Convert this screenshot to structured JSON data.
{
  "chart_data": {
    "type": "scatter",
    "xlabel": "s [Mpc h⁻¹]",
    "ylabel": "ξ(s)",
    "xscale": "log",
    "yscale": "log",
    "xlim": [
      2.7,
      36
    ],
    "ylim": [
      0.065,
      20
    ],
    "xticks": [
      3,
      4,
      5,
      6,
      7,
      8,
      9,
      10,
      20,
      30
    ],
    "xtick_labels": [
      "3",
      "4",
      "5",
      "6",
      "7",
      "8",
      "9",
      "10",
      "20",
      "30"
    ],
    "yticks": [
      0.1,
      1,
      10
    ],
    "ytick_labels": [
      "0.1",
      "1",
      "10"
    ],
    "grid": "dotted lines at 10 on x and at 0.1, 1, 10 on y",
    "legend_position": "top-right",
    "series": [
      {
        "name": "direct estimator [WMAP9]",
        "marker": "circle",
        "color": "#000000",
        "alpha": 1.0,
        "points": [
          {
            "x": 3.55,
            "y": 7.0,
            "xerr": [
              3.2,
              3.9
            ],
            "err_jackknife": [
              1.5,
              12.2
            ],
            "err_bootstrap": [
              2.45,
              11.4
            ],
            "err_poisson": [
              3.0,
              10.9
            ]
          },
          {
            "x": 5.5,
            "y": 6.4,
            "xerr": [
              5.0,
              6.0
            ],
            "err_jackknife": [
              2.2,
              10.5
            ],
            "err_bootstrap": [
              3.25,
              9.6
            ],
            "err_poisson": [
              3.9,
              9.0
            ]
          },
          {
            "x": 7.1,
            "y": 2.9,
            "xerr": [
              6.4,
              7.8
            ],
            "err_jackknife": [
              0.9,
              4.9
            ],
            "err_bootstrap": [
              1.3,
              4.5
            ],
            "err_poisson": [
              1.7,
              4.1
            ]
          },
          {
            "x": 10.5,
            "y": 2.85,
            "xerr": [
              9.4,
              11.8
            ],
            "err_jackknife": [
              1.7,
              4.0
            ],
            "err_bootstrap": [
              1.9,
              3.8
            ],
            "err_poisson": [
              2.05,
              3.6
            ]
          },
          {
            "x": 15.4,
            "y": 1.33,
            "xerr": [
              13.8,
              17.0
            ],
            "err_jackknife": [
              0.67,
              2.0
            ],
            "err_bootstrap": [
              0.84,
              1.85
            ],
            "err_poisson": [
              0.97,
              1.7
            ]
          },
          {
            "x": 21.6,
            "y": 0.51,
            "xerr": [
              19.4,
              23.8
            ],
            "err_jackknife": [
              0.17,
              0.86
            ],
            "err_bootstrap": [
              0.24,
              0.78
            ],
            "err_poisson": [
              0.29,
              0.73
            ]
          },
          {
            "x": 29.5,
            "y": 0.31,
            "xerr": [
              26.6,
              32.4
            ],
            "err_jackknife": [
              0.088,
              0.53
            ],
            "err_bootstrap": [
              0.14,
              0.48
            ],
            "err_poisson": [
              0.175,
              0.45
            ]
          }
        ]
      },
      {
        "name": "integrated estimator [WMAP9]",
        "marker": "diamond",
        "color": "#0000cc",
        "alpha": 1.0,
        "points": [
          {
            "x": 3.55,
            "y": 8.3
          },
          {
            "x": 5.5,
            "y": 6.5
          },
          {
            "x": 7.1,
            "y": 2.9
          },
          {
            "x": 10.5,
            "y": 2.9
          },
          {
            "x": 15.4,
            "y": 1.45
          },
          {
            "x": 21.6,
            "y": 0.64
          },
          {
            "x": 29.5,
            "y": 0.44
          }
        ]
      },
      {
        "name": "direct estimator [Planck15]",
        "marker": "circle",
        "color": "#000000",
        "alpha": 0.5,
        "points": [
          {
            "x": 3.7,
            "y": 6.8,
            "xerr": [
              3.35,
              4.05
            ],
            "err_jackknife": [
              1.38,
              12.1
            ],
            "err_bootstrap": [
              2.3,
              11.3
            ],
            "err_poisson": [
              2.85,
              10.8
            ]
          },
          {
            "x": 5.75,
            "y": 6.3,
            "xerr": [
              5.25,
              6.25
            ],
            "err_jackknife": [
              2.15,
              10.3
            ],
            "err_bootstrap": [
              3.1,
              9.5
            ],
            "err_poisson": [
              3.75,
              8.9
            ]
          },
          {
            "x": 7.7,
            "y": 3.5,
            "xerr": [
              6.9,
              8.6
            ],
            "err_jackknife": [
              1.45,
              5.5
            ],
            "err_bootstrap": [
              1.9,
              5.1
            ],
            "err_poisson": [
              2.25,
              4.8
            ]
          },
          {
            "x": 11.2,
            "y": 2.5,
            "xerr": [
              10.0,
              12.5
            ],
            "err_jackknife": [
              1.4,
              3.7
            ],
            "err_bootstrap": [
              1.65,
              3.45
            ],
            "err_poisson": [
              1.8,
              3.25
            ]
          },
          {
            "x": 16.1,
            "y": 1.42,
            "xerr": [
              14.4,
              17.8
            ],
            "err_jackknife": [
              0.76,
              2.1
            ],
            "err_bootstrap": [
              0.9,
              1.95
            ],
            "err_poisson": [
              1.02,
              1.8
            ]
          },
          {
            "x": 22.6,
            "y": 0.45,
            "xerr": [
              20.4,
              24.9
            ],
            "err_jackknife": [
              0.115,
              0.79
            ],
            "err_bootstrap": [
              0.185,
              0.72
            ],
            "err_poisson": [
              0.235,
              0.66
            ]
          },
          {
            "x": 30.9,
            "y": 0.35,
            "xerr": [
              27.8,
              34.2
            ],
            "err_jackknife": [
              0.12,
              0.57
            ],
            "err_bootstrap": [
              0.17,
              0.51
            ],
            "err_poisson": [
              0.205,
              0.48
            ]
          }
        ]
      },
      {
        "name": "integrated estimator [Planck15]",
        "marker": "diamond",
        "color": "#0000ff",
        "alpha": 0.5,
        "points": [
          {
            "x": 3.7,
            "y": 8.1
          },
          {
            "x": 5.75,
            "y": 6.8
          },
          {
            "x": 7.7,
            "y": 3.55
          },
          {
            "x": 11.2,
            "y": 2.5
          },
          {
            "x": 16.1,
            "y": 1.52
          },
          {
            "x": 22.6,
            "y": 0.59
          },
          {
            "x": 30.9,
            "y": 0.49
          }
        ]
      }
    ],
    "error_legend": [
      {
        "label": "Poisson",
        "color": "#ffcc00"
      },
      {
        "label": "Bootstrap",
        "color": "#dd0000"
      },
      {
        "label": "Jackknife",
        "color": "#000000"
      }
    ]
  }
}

Task details – Write every record out again, unaltered.

Output for this task –
Convert this screenshot to structured JSON data.
{
  "chart_data": {
    "type": "scatter",
    "xlabel": "s [Mpc h⁻¹]",
    "ylabel": "ξ(s)",
    "xscale": "log",
    "yscale": "log",
    "xlim": [
      2.7,
      36
    ],
    "ylim": [
      0.065,
      20
    ],
    "xticks": [
      3,
      4,
      5,
      6,
      7,
      8,
      9,
      10,
      20,
      30
    ],
    "xtick_labels": [
      "3",
      "4",
      "5",
      "6",
      "7",
      "8",
      "9",
      "10",
      "20",
      "30"
    ],
    "yticks": [
      0.1,
      1,
      10
    ],
    "ytick_labels": [
      "0.1",
      "1",
      "10"
    ],
    "grid": "dotted lines at 10 on x and at 0.1, 1, 10 on y",
    "legend_position": "top-right",
    "series": [
      {
        "name": "direct estimator [WMAP9]",
        "marker": "circle",
        "color": "#000000",
        "alpha": 1.0,
        "points": [
          {
            "x": 3.55,
            "y": 7.0,
            "xerr": [
              3.2,
              3.9
            ],
            "err_jackknife": [
              1.5,
              12.2
            ],
            "err_bootstrap": [
              2.45,
              11.4
            ],
            "err_poisson": [
              3.0,
              10.9
            ]
          },
          {
            "x": 5.5,
            "y": 6.4,
            "xerr": [
              5.0,
              6.0
            ],
            "err_jackknife": [
              2.2,
              10.5
            ],
            "err_bootstrap": [
              3.25,
              9.6
            ],
            "err_poisson": [
              3.9,
              9.0
            ]
          },
          {
            "x": 7.1,
            "y": 2.9,
            "xerr": [
              6.4,
              7.8
            ],
            "err_jackknife": [
              0.9,
              4.9
            ],
            "err_bootstrap": [
              1.3,
              4.5
            ],
            "err_poisson": [
              1.7,
              4.1
            ]
          },
          {
            "x": 10.5,
            "y": 2.85,
            "xerr": [
              9.4,
              11.8
            ],
            "err_jackknife": [
              1.7,
              4.0
            ],
            "err_bootstrap": [
              1.9,
              3.8
            ],
            "err_poisson": [
              2.05,
              3.6
            ]
          },
          {
            "x": 15.4,
            "y": 1.33,
            "xerr": [
              13.8,
              17.0
            ],
            "err_jackknife": [
              0.67,
              2.0
            ],
            "err_bootstrap": [
              0.84,
              1.85
            ],
            "err_poisson": [
              0.97,
              1.7
            ]
          },
          {
            "x": 21.6,
            "y": 0.51,
            "xerr": [
              19.4,
              23.8
            ],
            "err_jackknife": [
              0.17,
              0.86
            ],
            "err_bootstrap": [
              0.24,
              0.78
            ],
            "err_poisson": [
              0.29,
              0.73
            ]
          },
          {
            "x": 29.5,
            "y": 0.31,
            "xerr": [
              26.6,
              32.4
            ],
            "err_jackknife": [
              0.088,
              0.53
            ],
            "err_bootstrap": [
              0.14,
              0.48
            ],
            "err_poisson": [
              0.175,
              0.45
            ]
          }
        ]
      },
      {
        "name": "integrated estimator [WMAP9]",
        "marker": "diamond",
        "color": "#0000cc",
        "alpha": 1.0,
        "points": [
          {
            "x": 3.55,
            "y": 8.3
          },
          {
            "x": 5.5,
            "y": 6.5
          },
          {
            "x": 7.1,
            "y": 2.9
          },
          {
            "x": 10.5,
            "y": 2.9
          },
          {
            "x": 15.4,
            "y": 1.45
          },
          {
            "x": 21.6,
            "y": 0.64
          },
          {
            "x": 29.5,
            "y": 0.44
          }
        ]
      },
      {
        "name": "direct estimator [Planck15]",
        "marker": "circle",
        "color": "#000000",
        "alpha": 0.5,
        "points": [
          {
            "x": 3.7,
            "y": 6.8,
            "xerr": [
              3.35,
              4.05
            ],
            "err_jackknife": [
              1.38,
              12.1
            ],
            "err_bootstrap": [
              2.3,
              11.3
            ],
            "err_poisson": [
              2.85,
              10.8
            ]
          },
          {
            "x": 5.75,
            "y": 6.3,
            "xerr": [
              5.25,
              6.25
            ],
            "err_jackknife": [
              2.15,
              10.3
            ],
            "err_bootstrap": [
              3.1,
              9.5
            ],
            "err_poisson": [
              3.75,
              8.9
            ]
          },
          {
            "x": 7.7,
            "y": 3.5,
            "xerr": [
              6.9,
              8.6
            ],
            "err_jackknife": [
              1.45,
              5.5
            ],
            "err_bootstrap": [
              1.9,
              5.1
            ],
            "err_poisson": [
              2.25,
              4.8
            ]
          },
          {
            "x": 11.2,
            "y": 2.5,
            "xerr": [
              10.0,
              12.5
            ],
            "err_jackknife": [
              1.4,
              3.7
            ],
            "err_bootstrap": [
              1.65,
              3.45
            ],
            "err_poisson": [
              1.8,
              3.25
            ]
          },
          {
            "x": 16.1,
            "y": 1.42,
            "xerr": [
              14.4,
              17.8
            ],
            "err_jackknife": [
              0.76,
              2.1
            ],
            "err_bootstrap": [
              0.9,
              1.95
            ],
            "err_poisson": [
              1.02,
              1.8
            ]
          },
          {
            "x": 22.6,
            "y": 0.45,
            "xerr": [
              20.4,
              24.9
            ],
            "err_jackknife": [
              0.115,
              0.79
            ],
            "err_bootstrap": [
              0.185,
              0.72
            ],
            "err_poisson": [
              0.235,
              0.66
            ]
          },
          {
            "x": 30.9,
            "y": 0.35,
            "xerr": [
              27.8,
              34.2
            ],
            "err_jackknife": [
              0.12,
              0.57
            ],
            "err_bootstrap": [
              0.17,
              0.51
            ],
            "err_poisson": [
              0.205,
              0.48
            ]
          }
        ]
      },
      {
        "name": "integrated estimator [Planck15]",
        "marker": "diamond",
        "color": "#0000ff",
        "alpha": 0.5,
        "points": [
          {
            "x": 3.7,
            "y": 8.1
          },
          {
            "x": 5.75,
            "y": 6.8
          },
          {
            "x": 7.7,
            "y": 3.55
          },
          {
            "x": 11.2,
            "y": 2.5
          },
          {
            "x": 16.1,
            "y": 1.52
          },
          {
            "x": 22.6,
            "y": 0.59
          },
          {
            "x": 30.9,
            "y": 0.49
          }
        ]
      }
    ],
    "error_legend": [
      {
        "label": "Poisson",
        "color": "#ffcc00"
      },
      {
        "label": "Bootstrap",
        "color": "#dd0000"
      },
      {
        "label": "Jackknife",
        "color": "#000000"
      }
    ]
  }
}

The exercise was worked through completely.